- _Your goal_
Seek out every line containing the word "отдельным", and copy each.

"""

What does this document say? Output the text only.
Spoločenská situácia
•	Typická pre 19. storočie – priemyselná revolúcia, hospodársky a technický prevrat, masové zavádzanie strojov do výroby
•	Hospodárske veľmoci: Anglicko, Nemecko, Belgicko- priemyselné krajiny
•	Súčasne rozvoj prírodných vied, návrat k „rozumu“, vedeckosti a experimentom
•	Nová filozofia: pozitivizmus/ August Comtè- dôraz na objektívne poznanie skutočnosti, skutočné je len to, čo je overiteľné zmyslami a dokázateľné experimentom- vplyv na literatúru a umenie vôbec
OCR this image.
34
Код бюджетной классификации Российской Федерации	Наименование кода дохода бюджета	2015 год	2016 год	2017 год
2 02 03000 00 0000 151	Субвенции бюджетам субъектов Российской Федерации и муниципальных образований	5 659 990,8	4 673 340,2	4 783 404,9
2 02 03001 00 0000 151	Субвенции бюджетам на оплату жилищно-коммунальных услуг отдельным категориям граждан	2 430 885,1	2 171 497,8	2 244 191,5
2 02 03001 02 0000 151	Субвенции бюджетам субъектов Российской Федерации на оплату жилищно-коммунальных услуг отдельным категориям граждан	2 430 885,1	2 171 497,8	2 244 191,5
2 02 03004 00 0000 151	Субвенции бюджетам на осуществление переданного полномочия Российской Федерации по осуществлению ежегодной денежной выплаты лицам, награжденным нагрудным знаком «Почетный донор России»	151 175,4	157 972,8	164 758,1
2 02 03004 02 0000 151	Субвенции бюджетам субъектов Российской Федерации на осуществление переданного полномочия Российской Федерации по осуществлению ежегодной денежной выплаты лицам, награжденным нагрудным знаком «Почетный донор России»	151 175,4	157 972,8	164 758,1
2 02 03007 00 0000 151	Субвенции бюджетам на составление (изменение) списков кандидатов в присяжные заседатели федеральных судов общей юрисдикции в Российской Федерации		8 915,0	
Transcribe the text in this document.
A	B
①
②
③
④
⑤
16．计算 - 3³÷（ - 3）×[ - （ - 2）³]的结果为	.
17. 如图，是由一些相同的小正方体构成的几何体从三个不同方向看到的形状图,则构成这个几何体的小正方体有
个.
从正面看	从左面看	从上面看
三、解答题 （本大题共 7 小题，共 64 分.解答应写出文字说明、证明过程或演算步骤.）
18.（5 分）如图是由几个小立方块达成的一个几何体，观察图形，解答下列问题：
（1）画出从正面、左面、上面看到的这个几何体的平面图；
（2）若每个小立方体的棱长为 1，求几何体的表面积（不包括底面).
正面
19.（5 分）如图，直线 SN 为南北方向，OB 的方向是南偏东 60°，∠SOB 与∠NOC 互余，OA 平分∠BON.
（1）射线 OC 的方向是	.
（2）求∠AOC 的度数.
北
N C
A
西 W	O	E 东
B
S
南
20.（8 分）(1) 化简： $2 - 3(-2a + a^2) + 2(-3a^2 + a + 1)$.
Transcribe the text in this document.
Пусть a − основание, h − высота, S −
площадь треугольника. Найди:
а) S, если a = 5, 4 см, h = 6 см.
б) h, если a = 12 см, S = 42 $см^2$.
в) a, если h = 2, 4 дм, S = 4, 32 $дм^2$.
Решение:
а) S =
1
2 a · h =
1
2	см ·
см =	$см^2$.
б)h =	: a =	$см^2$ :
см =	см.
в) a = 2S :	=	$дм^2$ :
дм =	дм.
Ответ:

"""

- _Task solution_
2 02 03001 00 0000 151	Субвенции бюджетам на оплату жилищно-коммунальных услуг отдельным категориям граждан	2 430 885,1	2 171 497,8	2 244 191,5
2 02 03001 02 0000 151	Субвенции бюджетам субъектов Российской Федерации на оплату жилищно-коммунальных услуг отдельным категориям граждан	2 430 885,1	2 171 497,8	2 244 191,5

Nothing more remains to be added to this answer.